▶ **Dataset listings of figures**:
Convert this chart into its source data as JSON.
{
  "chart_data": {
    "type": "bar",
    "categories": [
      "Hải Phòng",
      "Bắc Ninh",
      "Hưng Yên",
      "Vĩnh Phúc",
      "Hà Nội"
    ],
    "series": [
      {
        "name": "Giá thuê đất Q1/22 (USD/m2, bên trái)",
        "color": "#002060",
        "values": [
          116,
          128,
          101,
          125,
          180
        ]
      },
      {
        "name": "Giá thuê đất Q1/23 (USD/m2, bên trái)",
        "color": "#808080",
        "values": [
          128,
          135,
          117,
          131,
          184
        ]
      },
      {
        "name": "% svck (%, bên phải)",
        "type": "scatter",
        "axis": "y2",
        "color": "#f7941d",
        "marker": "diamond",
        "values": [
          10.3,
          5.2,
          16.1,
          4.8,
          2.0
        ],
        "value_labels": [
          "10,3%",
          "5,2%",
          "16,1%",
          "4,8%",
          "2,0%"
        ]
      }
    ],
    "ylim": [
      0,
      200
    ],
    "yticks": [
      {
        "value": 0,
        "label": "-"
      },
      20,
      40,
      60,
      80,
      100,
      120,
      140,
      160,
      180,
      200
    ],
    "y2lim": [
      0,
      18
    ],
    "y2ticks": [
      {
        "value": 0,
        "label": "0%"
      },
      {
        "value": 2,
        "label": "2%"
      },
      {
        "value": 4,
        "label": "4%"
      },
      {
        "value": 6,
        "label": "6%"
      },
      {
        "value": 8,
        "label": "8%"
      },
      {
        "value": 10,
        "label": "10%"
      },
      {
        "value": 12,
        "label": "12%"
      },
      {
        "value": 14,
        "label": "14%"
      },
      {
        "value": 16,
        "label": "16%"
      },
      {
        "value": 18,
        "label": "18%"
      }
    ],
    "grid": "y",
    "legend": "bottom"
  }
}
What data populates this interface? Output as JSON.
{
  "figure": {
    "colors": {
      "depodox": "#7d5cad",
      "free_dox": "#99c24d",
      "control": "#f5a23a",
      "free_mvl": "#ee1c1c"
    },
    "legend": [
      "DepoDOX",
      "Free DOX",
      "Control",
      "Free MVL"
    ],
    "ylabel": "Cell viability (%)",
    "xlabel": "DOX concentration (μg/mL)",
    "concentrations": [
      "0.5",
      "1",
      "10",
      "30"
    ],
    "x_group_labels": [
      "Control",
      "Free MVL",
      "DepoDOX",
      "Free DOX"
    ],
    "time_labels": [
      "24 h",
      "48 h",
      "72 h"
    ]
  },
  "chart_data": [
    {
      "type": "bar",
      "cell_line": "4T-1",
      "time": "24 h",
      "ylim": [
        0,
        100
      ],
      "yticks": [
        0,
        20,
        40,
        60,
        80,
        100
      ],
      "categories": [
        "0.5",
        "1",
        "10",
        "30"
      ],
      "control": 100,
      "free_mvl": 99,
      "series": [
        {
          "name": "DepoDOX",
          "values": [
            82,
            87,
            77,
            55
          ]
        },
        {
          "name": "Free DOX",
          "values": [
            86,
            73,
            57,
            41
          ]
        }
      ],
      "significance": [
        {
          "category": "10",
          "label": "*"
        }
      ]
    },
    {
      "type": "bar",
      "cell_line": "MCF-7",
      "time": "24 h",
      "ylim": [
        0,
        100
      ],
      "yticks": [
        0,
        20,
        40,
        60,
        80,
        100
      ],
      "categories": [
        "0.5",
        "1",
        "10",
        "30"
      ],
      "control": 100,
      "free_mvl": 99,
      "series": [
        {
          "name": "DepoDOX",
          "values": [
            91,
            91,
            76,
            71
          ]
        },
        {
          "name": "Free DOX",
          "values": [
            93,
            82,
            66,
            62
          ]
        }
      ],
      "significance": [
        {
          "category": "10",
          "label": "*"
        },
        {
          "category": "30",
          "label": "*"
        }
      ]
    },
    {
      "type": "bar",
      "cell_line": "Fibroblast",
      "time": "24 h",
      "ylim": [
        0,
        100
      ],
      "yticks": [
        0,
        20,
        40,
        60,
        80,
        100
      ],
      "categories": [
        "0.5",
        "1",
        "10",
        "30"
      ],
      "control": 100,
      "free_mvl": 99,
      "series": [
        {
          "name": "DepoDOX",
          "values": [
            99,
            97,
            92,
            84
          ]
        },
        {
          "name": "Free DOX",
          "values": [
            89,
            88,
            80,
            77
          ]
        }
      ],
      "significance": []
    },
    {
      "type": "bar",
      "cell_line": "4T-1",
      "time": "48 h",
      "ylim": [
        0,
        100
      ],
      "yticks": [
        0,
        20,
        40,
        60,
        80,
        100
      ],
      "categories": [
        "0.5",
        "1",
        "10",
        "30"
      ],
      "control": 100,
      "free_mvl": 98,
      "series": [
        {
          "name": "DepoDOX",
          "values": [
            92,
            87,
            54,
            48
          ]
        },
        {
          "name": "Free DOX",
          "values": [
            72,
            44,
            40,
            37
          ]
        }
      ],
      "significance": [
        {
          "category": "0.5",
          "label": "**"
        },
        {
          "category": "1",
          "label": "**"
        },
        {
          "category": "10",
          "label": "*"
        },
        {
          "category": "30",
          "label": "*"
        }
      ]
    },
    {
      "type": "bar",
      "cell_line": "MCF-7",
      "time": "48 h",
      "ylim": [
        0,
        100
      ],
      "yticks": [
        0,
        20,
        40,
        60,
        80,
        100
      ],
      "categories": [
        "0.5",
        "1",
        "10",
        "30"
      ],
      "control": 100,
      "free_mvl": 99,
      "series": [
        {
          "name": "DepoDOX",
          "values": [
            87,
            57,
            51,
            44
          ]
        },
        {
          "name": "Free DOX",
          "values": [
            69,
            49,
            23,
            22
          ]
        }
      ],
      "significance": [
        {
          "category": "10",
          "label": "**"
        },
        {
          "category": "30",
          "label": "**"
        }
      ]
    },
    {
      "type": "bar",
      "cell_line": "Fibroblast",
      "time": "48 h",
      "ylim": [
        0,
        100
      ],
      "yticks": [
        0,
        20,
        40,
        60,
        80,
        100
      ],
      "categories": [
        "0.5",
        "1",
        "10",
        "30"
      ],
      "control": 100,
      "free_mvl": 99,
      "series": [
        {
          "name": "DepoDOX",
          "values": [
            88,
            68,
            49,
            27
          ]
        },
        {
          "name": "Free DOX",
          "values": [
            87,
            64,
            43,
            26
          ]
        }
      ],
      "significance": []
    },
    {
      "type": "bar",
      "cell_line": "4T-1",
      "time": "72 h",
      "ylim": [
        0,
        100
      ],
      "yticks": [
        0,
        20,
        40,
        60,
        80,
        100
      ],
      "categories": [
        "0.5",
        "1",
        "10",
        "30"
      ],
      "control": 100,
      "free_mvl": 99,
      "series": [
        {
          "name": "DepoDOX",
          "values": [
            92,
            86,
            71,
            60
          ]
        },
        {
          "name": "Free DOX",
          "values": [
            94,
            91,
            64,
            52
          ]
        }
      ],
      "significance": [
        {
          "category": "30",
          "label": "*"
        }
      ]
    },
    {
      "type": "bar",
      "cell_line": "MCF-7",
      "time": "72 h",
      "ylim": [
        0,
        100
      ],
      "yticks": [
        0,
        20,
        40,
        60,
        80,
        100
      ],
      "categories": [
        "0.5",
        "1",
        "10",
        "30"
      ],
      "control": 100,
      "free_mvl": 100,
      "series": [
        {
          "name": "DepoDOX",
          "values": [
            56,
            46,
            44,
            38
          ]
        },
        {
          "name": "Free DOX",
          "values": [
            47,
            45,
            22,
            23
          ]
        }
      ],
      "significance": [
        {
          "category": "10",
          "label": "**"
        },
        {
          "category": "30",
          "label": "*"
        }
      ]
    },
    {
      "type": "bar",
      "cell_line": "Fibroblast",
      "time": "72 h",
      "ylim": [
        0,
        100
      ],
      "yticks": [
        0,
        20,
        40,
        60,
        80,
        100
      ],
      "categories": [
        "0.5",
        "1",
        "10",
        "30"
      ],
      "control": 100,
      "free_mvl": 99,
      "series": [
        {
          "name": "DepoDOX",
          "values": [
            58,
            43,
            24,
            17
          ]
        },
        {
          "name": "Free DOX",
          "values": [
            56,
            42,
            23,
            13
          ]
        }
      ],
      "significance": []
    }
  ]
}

▶ **TASK PROMPT**: Using the listing above, pick out each line that contains the word "trái", then copy it.

▶ **RESULT OF THIS TASK**:
        "name": "Giá thuê đất Q1/22 (USD/m2, bên trái)",
        "name": "Giá thuê đất Q1/23 (USD/m2, bên trái)",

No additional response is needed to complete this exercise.